Instructions for the task: Identify each line below that contains the word "Anhalt", and copy it out.

Entries supplied:

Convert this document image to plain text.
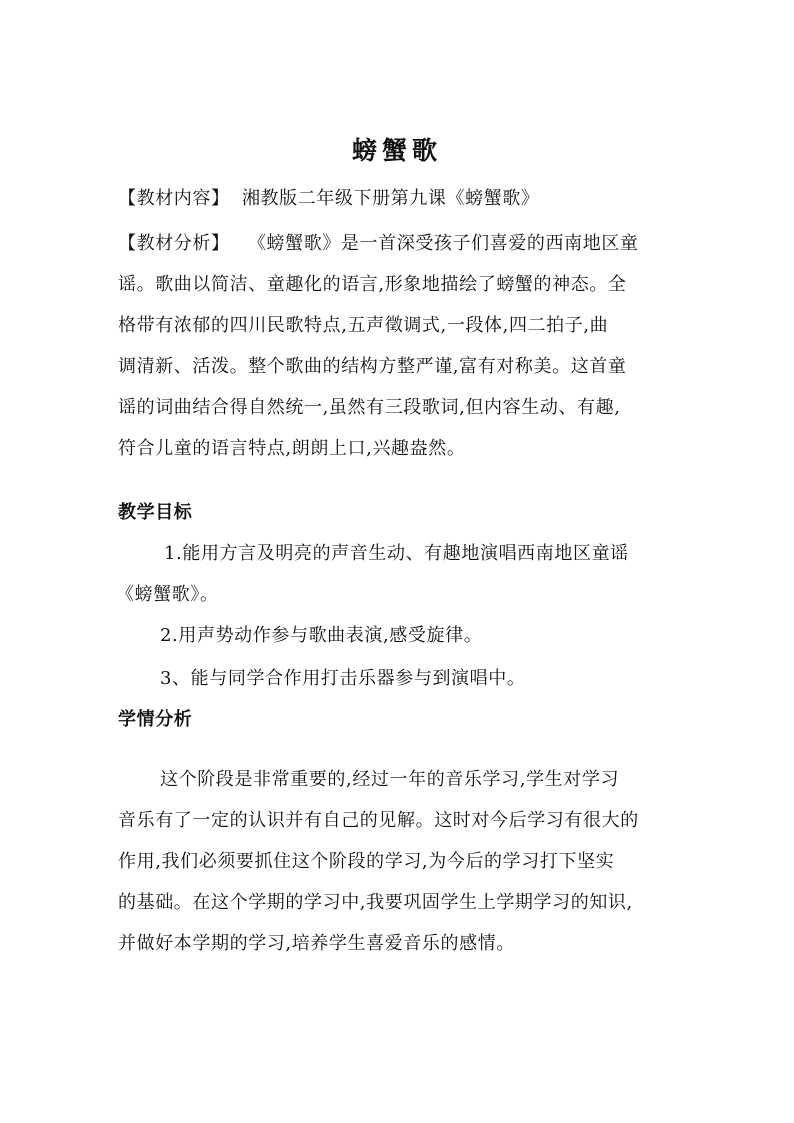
螃蟹歌
【教材内容】 湘教版二年级下册第九课《螃蟹歌》
【教材分析】 《螃蟹歌》是一首深受孩子们喜爱的西南地区童
谣。歌曲以简洁、童趣化的语言,形象地描绘了螃蟹的神态。全
格带有浓郁的四川民歌特点,五声徵调式,一段体,四二拍子,曲
调清新、活泼。整个歌曲的结构方整严谨,富有对称美。这首童
谣的词曲结合得自然统一,虽然有三段歌词,但内容生动、有趣,
符合儿童的语言特点,朗朗上口,兴趣盎然。
教学目标
1.能用方言及明亮的声音生动、有趣地演唱西南地区童谣
《螃蟹歌》。
2.用声势动作参与歌曲表演,感受旋律。
3、能与同学合作用打击乐器参与到演唱中。
学情分析
这个阶段是非常重要的,经过一年的音乐学习,学生对学习
音乐有了一定的认识并有自己的见解。这时对今后学习有很大的
作用,我们必须要抓住这个阶段的学习,为今后的学习打下坚实
的基础。在这个学期的学习中,我要巩固学生上学期学习的知识,
并做好本学期的学习,培养学生喜爱音乐的感情。
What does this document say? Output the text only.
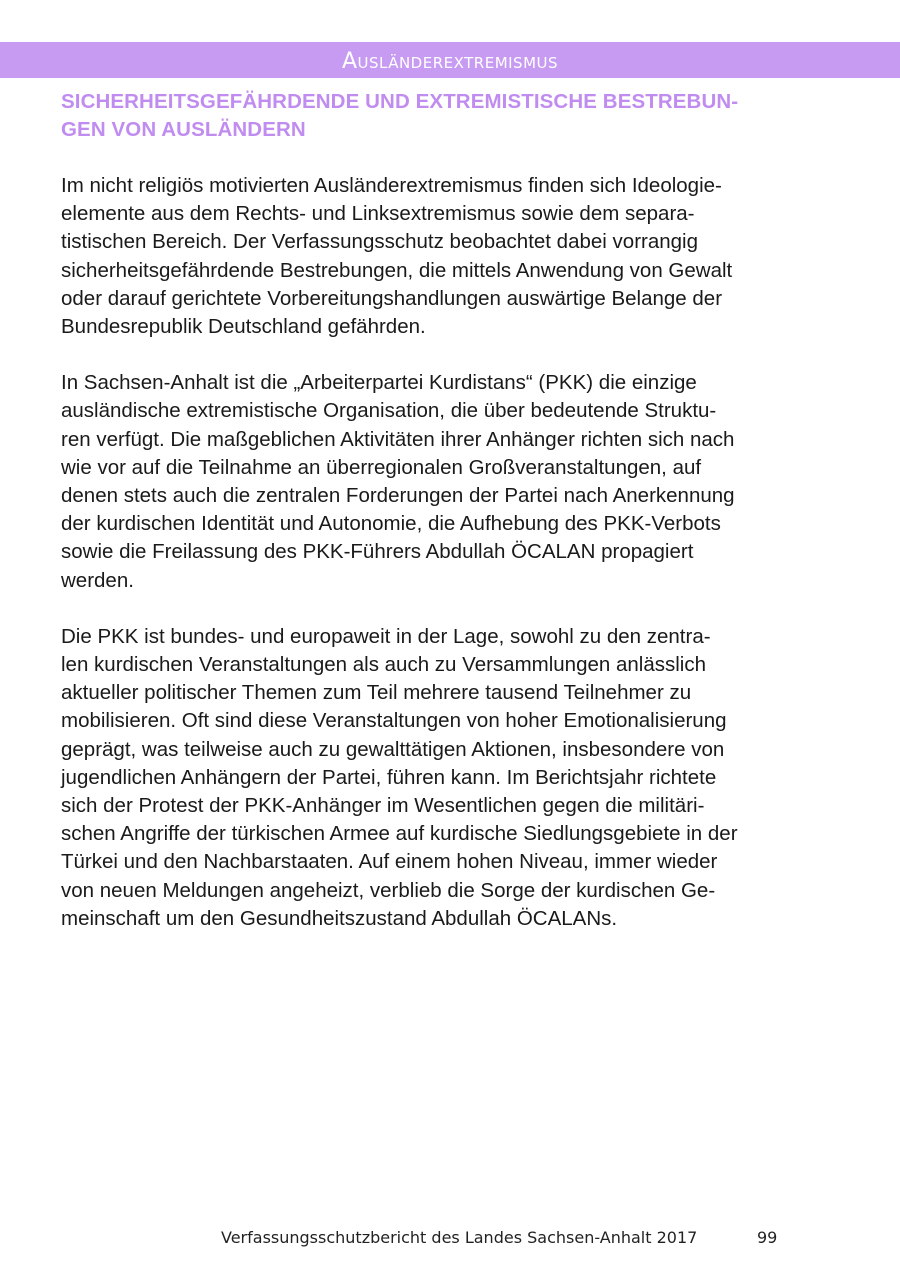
Ausländerextremismus
SICHERHEITSGEFÄHRDENDE UND EXTREMISTISCHE BESTREBUN-
GEN VON AUSLÄNDERN

Im nicht religiös motivierten Ausländerextremismus finden sich Ideologie-
elemente aus dem Rechts- und Linksextremismus sowie dem separa-
tistischen Bereich. Der Verfassungsschutz beobachtet dabei vorrangig
sicherheitsgefährdende Bestrebungen, die mittels Anwendung von Gewalt
oder darauf gerichtete Vorbereitungshandlungen auswärtige Belange der
Bundesrepublik Deutschland gefährden.

In Sachsen-Anhalt ist die „Arbeiterpartei Kurdistans“ (PKK) die einzige
ausländische extremistische Organisation, die über bedeutende Struktu-
ren verfügt. Die maßgeblichen Aktivitäten ihrer Anhänger richten sich nach
wie vor auf die Teilnahme an überregionalen Großveranstaltungen, auf
denen stets auch die zentralen Forderungen der Partei nach Anerkennung
der kurdischen Identität und Autonomie, die Aufhebung des PKK-Verbots
sowie die Freilassung des PKK-Führers Abdullah ÖCALAN propagiert
werden.

Die PKK ist bundes- und europaweit in der Lage, sowohl zu den zentra-
len kurdischen Veranstaltungen als auch zu Versammlungen anlässlich
aktueller politischer Themen zum Teil mehrere tausend Teilnehmer zu
mobilisieren. Oft sind diese Veranstaltungen von hoher Emotionalisierung
geprägt, was teilweise auch zu gewalttätigen Aktionen, insbesondere von
jugendlichen Anhängern der Partei, führen kann. Im Berichtsjahr richtete
sich der Protest der PKK-Anhänger im Wesentlichen gegen die militäri-
schen Angriffe der türkischen Armee auf kurdische Siedlungsgebiete in der
Türkei und den Nachbarstaaten. Auf einem hohen Niveau, immer wieder
von neuen Meldungen angeheizt, verblieb die Sorge der kurdischen Ge-
meinschaft um den Gesundheitszustand Abdullah ÖCALANs.

Verfassungsschutzbericht des Landes Sachsen-Anhalt 2017	99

Result of the exercise:
In Sachsen-Anhalt ist die „Arbeiterpartei Kurdistans“ (PKK) die einzige
Verfassungsschutzbericht des Landes Sachsen-Anhalt 2017	99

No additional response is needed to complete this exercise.